Nathaniel Bernard Odomes (born August 25, 1965) is a former professional American football cornerback who played for the Buffalo Bills (1987–1993), Seattle Seahawks (1994–1995), and the Atlanta Falcons (1996).  Before his NFL career, he played for the University of Wisconsin–Madison, returning 36 punts for 359 yards and intercepting 9 passes.  His 7 interceptions in the 1986 season led the Big Ten Conference.  He was selected by the Bills in the second round of the 1987 NFL Draft.

Odomes was one of the top defensive backs in the NFL during the early 1990s, assisting the Bills to four consecutive Super Bowl appearances, and making the Pro Bowl twice (1992 and 1993).  One of his more memorable plays was in a 1992 playoff game known as The Comeback, where he intercepted a pass from future Hall of Fame quarterback Warren Moon to set up Buffalo's game-winning field goal.  In the following season, Odomes led the NFL with 9 interceptions, and made a key interception in the second quarter of Super Bowl XXVIII to help his team build a 13–6 halftime lead.  However, his team still lost the game 30–13.

= = = = = = =

> What is asked:
1. Reproduce the passage of the Odomes text from "Nathaniel Bernard Odomes" up to and including "1987 NFL Draft.".
2. Transcribe the lines of the listing from its start up to and including the line that contains "- paragraph-por-tanto: POR".
The listing that follows is unrelated to the Odomes text.

> Records to process:
= = = = = = =

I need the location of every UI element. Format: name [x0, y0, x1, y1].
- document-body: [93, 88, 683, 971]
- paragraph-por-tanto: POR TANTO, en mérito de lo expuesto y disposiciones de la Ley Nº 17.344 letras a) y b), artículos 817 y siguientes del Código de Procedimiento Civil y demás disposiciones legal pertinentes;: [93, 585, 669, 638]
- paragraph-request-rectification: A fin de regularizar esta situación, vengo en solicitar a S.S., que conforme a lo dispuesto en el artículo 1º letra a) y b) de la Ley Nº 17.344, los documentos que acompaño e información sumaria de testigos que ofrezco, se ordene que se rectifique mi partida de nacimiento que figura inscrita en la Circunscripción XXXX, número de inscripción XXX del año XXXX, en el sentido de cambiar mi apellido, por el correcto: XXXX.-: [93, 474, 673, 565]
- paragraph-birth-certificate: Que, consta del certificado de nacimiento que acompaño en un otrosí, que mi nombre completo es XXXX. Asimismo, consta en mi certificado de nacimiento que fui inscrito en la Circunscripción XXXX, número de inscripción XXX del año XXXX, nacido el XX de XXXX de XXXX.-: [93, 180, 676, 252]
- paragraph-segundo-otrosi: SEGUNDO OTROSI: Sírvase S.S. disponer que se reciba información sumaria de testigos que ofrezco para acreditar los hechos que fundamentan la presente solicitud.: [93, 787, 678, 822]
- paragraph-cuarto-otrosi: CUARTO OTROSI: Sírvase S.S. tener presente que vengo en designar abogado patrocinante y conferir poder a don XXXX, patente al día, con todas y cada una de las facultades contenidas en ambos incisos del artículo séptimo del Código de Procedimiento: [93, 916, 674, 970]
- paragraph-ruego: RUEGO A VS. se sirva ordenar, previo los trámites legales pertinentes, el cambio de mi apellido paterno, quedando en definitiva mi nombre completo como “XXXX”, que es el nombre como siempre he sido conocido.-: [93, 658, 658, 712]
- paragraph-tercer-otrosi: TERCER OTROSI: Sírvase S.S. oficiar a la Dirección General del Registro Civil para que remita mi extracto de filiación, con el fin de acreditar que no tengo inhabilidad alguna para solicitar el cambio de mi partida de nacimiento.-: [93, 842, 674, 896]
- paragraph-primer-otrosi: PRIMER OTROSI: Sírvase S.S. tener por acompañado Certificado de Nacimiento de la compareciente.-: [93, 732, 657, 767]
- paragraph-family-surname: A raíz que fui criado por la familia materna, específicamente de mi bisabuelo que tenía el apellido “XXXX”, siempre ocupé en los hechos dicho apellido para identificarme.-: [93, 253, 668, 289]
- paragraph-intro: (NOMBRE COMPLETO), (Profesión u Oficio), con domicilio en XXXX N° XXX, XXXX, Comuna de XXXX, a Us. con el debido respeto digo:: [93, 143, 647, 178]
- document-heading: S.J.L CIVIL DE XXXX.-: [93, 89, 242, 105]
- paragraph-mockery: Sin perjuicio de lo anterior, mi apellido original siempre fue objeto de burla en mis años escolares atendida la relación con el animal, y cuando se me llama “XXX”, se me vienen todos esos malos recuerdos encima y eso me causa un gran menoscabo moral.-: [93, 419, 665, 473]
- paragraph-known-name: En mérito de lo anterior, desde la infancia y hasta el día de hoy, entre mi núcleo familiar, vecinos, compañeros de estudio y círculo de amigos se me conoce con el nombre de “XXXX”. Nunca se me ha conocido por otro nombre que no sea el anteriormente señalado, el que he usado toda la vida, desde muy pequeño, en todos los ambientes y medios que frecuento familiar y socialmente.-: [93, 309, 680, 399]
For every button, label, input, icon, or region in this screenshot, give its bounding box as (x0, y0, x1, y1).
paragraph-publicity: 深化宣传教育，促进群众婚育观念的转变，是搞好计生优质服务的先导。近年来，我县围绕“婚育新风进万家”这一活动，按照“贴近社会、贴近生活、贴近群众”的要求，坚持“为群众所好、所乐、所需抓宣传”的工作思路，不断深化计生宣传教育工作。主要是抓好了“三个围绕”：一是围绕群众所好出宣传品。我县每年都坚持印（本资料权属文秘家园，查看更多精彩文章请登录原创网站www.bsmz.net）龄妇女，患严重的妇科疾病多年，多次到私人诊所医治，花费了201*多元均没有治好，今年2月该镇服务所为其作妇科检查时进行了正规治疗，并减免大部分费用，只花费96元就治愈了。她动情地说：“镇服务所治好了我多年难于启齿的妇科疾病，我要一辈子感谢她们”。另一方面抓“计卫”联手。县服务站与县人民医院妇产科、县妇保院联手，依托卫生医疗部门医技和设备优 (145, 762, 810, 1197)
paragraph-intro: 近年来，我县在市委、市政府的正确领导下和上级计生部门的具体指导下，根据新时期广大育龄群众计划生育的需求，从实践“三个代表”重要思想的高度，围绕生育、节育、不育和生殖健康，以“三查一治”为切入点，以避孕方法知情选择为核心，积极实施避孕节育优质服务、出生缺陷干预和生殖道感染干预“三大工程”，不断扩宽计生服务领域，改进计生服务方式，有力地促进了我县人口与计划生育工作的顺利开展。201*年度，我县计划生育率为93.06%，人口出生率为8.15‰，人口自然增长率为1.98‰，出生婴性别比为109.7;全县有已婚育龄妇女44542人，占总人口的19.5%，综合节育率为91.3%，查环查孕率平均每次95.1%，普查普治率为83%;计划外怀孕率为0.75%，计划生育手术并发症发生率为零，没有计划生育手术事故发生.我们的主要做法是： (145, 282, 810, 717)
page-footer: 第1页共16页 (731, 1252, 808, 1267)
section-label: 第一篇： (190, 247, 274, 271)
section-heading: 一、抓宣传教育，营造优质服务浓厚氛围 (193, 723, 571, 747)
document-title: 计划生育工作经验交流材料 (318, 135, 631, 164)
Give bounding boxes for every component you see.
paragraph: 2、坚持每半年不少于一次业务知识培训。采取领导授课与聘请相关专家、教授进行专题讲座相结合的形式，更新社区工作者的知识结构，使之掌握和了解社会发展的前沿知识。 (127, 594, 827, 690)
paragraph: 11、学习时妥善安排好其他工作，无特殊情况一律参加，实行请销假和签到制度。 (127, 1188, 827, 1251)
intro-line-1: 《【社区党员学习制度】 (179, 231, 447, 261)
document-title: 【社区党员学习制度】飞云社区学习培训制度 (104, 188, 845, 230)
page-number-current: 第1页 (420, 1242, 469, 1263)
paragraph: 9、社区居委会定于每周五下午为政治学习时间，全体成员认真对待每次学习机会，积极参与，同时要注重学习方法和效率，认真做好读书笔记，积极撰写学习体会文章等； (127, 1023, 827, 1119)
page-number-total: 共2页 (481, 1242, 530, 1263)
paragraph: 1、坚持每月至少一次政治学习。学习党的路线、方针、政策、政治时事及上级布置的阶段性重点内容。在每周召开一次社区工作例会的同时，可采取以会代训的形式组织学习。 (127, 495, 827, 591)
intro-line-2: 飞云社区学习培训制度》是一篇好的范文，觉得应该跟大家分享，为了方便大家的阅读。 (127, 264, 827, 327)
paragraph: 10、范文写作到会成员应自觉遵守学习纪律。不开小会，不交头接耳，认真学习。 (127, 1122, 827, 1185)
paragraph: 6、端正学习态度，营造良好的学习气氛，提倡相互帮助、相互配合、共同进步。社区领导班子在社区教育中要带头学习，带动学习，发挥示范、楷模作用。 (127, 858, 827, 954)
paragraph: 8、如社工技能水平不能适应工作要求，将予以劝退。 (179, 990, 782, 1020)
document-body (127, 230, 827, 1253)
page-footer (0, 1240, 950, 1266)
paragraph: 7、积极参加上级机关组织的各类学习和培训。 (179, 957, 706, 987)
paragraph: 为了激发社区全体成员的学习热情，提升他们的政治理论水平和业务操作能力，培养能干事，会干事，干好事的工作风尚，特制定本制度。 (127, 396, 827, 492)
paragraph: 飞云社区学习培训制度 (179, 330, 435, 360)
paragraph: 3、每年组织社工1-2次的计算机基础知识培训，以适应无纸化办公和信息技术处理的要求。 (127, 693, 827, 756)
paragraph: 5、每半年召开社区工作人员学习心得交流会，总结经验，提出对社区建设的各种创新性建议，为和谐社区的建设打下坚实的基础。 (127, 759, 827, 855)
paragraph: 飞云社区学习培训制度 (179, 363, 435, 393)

= = = = = = =

> Full answers:
1.
Nathaniel Bernard Odomes (born August 25, 1965) is a former professional American football cornerback who played for the Buffalo Bills (1987–1993), Seattle Seahawks (1994–1995), and the Atlanta Falcons (1996).  Before his NFL career, he played for the University of Wisconsin–Madison, returning 36 punts for 359 yards and intercepting 9 passes.  His 7 interceptions in the 1986 season led the Big Ten Conference.  He was selected by the Bills in the second round of the 1987 NFL Draft.

2.
I need the location of every UI element. Format: name [x0, y0, x1, y1].
- document-body: [93, 88, 683, 971]
- paragraph-por-tanto: POR TANTO, en mérito de lo expuesto y disposiciones de la Ley Nº 17.344 letras a) y b), artículos 817 y siguientes del Código de Procedimiento Civil y demás disposiciones legal pertinentes;: [93, 585, 669, 638]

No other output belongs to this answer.